THE REQUEST ▸ Copy the lines from the line with "Where are 28" to the line with "x-tick-label: 11 <box>386 428 394 434</box>", substituting "reference-line-label" for "ref-line-label" and leaving all else unchanged. Omit the pictures from your answer.

[Layout element annotations]
## begin
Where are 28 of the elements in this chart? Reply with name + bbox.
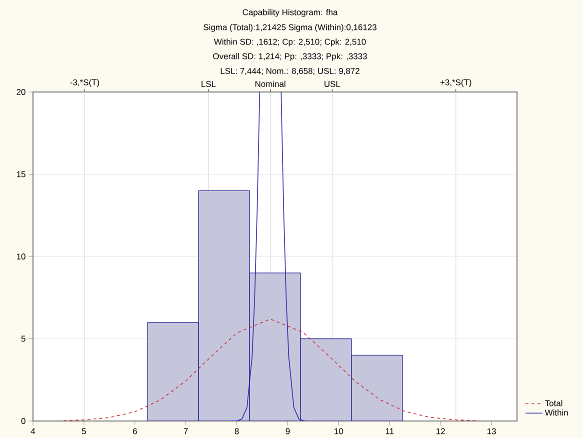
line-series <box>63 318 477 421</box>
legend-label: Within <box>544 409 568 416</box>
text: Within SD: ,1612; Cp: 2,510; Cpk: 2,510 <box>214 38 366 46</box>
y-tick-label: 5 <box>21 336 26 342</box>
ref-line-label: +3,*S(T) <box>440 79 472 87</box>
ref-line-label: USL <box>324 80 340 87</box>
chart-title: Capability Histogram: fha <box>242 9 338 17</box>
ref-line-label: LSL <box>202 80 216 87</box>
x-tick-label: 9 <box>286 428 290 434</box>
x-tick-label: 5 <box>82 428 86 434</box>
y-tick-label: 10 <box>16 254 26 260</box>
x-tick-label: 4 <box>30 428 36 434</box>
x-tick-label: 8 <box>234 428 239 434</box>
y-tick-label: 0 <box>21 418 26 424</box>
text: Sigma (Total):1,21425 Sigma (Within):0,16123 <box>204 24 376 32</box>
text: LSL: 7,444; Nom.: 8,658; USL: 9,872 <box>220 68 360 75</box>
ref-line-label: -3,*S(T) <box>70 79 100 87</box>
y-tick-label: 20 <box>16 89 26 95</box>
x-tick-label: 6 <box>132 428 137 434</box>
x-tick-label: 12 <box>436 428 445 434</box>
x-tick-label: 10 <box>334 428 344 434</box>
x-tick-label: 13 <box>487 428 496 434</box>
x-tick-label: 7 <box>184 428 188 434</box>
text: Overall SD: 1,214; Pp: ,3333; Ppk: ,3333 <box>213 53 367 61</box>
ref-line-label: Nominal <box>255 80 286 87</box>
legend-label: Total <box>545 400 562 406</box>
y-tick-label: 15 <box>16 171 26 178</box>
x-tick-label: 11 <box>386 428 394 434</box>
## end
## begin
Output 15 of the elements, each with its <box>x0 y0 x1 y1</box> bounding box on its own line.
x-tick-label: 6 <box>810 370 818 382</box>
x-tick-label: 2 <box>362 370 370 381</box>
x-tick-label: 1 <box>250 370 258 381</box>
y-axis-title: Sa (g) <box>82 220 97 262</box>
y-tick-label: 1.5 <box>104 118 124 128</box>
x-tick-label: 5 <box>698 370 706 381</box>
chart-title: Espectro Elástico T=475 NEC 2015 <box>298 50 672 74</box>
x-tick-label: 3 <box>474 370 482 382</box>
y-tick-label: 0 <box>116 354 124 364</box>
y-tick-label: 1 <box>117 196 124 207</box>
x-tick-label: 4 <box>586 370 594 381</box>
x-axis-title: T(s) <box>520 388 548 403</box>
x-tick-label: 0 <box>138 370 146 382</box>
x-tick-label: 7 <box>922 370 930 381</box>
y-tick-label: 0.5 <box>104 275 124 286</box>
## end
REPLY TO THE EXERCISE ▸
Where are 28 of the elements in this chart? Reply with name + bbox.
line-series <box>63 318 477 421</box>
legend-label: Within <box>544 409 568 416</box>
text: Within SD: ,1612; Cp: 2,510; Cpk: 2,510 <box>214 38 366 46</box>
y-tick-label: 5 <box>21 336 26 342</box>
reference-line-label: +3,*S(T) <box>440 79 472 87</box>
reference-line-label: USL <box>324 80 340 87</box>
chart-title: Capability Histogram: fha <box>242 9 338 17</box>
reference-line-label: LSL <box>202 80 216 87</box>
x-tick-label: 9 <box>286 428 290 434</box>
x-tick-label: 5 <box>82 428 86 434</box>
y-tick-label: 10 <box>16 254 26 260</box>
x-tick-label: 4 <box>30 428 36 434</box>
x-tick-label: 8 <box>234 428 239 434</box>
y-tick-label: 0 <box>21 418 26 424</box>
text: Sigma (Total):1,21425 Sigma (Within):0,16123 <box>204 24 376 32</box>
text: LSL: 7,444; Nom.: 8,658; USL: 9,872 <box>220 68 360 75</box>
reference-line-label: -3,*S(T) <box>70 79 100 87</box>
y-tick-label: 20 <box>16 89 26 95</box>
x-tick-label: 6 <box>132 428 137 434</box>
x-tick-label: 12 <box>436 428 445 434</box>
x-tick-label: 10 <box>334 428 344 434</box>
x-tick-label: 13 <box>487 428 496 434</box>
x-tick-label: 7 <box>184 428 188 434</box>
text: Overall SD: 1,214; Pp: ,3333; Ppk: ,3333 <box>213 53 367 61</box>
reference-line-label: Nominal <box>255 80 286 87</box>
legend-label: Total <box>545 400 562 406</box>
y-tick-label: 15 <box>16 171 26 178</box>
x-tick-label: 11 <box>386 428 394 434</box>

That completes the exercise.